-- DATASET ENTRIES --
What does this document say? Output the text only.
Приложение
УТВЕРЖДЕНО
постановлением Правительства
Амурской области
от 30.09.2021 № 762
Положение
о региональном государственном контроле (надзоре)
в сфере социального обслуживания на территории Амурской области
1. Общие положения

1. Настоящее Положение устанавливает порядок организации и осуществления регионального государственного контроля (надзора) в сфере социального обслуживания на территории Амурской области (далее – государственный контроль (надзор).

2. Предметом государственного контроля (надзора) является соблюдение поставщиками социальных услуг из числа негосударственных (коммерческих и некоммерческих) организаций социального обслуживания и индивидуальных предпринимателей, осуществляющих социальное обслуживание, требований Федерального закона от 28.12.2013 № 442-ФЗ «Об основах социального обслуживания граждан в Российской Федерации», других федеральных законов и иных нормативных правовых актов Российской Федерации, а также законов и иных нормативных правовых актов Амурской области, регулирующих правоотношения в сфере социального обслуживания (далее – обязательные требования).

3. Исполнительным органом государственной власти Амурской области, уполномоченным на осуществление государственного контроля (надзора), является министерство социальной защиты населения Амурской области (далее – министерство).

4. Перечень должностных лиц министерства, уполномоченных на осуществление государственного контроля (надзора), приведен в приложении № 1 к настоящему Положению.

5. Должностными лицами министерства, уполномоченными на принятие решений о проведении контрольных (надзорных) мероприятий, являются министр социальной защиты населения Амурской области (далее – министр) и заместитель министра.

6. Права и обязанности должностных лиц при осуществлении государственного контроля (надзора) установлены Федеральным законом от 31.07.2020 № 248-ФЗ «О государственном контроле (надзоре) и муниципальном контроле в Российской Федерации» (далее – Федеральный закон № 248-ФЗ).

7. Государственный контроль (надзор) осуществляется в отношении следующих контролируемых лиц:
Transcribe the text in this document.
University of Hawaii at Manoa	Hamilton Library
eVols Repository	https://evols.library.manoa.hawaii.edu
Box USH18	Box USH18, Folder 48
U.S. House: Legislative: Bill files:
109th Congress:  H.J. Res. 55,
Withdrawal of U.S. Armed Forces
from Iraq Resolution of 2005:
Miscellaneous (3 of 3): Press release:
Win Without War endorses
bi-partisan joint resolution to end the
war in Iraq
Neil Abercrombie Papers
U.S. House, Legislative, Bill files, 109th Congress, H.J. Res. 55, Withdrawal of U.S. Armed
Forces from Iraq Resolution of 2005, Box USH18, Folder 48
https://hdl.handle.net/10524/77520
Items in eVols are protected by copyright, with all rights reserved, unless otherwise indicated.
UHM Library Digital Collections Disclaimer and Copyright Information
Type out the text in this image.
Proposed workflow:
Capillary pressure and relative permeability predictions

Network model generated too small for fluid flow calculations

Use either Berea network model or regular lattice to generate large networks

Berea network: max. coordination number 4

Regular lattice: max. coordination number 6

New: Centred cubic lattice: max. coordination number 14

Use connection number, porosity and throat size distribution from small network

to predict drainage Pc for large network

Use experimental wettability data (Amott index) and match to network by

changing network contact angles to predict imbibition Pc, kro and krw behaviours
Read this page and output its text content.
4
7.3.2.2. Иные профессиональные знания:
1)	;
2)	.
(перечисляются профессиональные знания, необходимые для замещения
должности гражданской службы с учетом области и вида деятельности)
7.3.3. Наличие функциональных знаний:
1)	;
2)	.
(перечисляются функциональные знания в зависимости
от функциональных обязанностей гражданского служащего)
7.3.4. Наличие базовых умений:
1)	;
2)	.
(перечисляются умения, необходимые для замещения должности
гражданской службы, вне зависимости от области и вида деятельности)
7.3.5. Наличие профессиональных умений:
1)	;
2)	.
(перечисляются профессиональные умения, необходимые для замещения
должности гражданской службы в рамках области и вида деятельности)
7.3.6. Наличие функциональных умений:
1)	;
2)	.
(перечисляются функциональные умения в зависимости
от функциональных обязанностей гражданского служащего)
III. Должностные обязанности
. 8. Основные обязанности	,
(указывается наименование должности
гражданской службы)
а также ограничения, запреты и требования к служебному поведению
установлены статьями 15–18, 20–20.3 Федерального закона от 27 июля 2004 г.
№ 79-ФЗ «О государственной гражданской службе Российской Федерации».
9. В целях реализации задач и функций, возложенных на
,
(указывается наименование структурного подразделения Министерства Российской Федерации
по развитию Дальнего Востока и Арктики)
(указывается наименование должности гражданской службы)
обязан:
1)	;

-- PROBLEM STATEMENT --
Output each record exactly, leaving nothing out.

-- RESULT --
What does this document say? Output the text only.
Приложение
УТВЕРЖДЕНО
постановлением Правительства
Амурской области
от 30.09.2021 № 762
Положение
о региональном государственном контроле (надзоре)
в сфере социального обслуживания на территории Амурской области
1. Общие положения

1. Настоящее Положение устанавливает порядок организации и осуществления регионального государственного контроля (надзора) в сфере социального обслуживания на территории Амурской области (далее – государственный контроль (надзор).

2. Предметом государственного контроля (надзора) является соблюдение поставщиками социальных услуг из числа негосударственных (коммерческих и некоммерческих) организаций социального обслуживания и индивидуальных предпринимателей, осуществляющих социальное обслуживание, требований Федерального закона от 28.12.2013 № 442-ФЗ «Об основах социального обслуживания граждан в Российской Федерации», других федеральных законов и иных нормативных правовых актов Российской Федерации, а также законов и иных нормативных правовых актов Амурской области, регулирующих правоотношения в сфере социального обслуживания (далее – обязательные требования).

3. Исполнительным органом государственной власти Амурской области, уполномоченным на осуществление государственного контроля (надзора), является министерство социальной защиты населения Амурской области (далее – министерство).

4. Перечень должностных лиц министерства, уполномоченных на осуществление государственного контроля (надзора), приведен в приложении № 1 к настоящему Положению.

5. Должностными лицами министерства, уполномоченными на принятие решений о проведении контрольных (надзорных) мероприятий, являются министр социальной защиты населения Амурской области (далее – министр) и заместитель министра.

6. Права и обязанности должностных лиц при осуществлении государственного контроля (надзора) установлены Федеральным законом от 31.07.2020 № 248-ФЗ «О государственном контроле (надзоре) и муниципальном контроле в Российской Федерации» (далее – Федеральный закон № 248-ФЗ).

7. Государственный контроль (надзор) осуществляется в отношении следующих контролируемых лиц:
Transcribe the text in this document.
University of Hawaii at Manoa	Hamilton Library
eVols Repository	https://evols.library.manoa.hawaii.edu
Box USH18	Box USH18, Folder 48
U.S. House: Legislative: Bill files:
109th Congress:  H.J. Res. 55,
Withdrawal of U.S. Armed Forces
from Iraq Resolution of 2005:
Miscellaneous (3 of 3): Press release:
Win Without War endorses
bi-partisan joint resolution to end the
war in Iraq
Neil Abercrombie Papers
U.S. House, Legislative, Bill files, 109th Congress, H.J. Res. 55, Withdrawal of U.S. Armed
Forces from Iraq Resolution of 2005, Box USH18, Folder 48
https://hdl.handle.net/10524/77520
Items in eVols are protected by copyright, with all rights reserved, unless otherwise indicated.
UHM Library Digital Collections Disclaimer and Copyright Information
Type out the text in this image.
Proposed workflow:
Capillary pressure and relative permeability predictions

Network model generated too small for fluid flow calculations

Use either Berea network model or regular lattice to generate large networks

Berea network: max. coordination number 4

Regular lattice: max. coordination number 6

New: Centred cubic lattice: max. coordination number 14

Use connection number, porosity and throat size distribution from small network

to predict drainage Pc for large network

Use experimental wettability data (Amott index) and match to network by

changing network contact angles to predict imbibition Pc, kro and krw behaviours
Read this page and output its text content.
4
7.3.2.2. Иные профессиональные знания:
1)	;
2)	.
(перечисляются профессиональные знания, необходимые для замещения
должности гражданской службы с учетом области и вида деятельности)
7.3.3. Наличие функциональных знаний:
1)	;
2)	.
(перечисляются функциональные знания в зависимости
от функциональных обязанностей гражданского служащего)
7.3.4. Наличие базовых умений:
1)	;
2)	.
(перечисляются умения, необходимые для замещения должности
гражданской службы, вне зависимости от области и вида деятельности)
7.3.5. Наличие профессиональных умений:
1)	;
2)	.
(перечисляются профессиональные умения, необходимые для замещения
должности гражданской службы в рамках области и вида деятельности)
7.3.6. Наличие функциональных умений:
1)	;
2)	.
(перечисляются функциональные умения в зависимости
от функциональных обязанностей гражданского служащего)
III. Должностные обязанности
. 8. Основные обязанности	,
(указывается наименование должности
гражданской службы)
а также ограничения, запреты и требования к служебному поведению
установлены статьями 15–18, 20–20.3 Федерального закона от 27 июля 2004 г.
№ 79-ФЗ «О государственной гражданской службе Российской Федерации».
9. В целях реализации задач и функций, возложенных на
,
(указывается наименование структурного подразделения Министерства Российской Федерации
по развитию Дальнего Востока и Арктики)
(указывается наименование должности гражданской службы)
обязан:
1)	;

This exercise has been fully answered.